WRITTEN TASK:
Search the material below for the string "Spectacle" and extract each line that has it.

RECORDED INFORMATION:

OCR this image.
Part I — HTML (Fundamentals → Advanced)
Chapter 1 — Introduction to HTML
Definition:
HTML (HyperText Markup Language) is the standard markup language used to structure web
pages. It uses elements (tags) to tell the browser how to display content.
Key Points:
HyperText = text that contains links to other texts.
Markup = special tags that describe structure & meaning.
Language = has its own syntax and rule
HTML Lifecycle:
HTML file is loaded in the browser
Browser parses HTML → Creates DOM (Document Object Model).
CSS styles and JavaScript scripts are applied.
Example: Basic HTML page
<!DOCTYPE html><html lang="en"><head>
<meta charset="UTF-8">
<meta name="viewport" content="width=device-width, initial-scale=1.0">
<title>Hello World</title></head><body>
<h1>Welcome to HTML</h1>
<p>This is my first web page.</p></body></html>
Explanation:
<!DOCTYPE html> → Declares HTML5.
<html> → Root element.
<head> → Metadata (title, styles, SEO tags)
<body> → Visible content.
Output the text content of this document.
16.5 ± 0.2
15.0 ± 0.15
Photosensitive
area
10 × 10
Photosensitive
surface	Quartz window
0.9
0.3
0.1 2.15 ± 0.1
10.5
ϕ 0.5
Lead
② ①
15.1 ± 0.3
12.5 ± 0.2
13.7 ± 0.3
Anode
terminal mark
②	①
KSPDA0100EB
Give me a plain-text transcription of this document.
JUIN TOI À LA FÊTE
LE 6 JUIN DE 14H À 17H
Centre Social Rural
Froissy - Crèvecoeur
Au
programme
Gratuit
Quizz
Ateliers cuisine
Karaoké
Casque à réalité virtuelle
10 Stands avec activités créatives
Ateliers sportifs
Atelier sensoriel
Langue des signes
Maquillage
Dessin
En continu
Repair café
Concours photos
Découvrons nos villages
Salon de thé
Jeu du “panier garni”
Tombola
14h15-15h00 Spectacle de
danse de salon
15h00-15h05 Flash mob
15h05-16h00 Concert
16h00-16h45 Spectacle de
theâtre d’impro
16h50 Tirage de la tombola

TASK SOLUTION:
14h15-15h00 Spectacle de
16h00-16h45 Spectacle de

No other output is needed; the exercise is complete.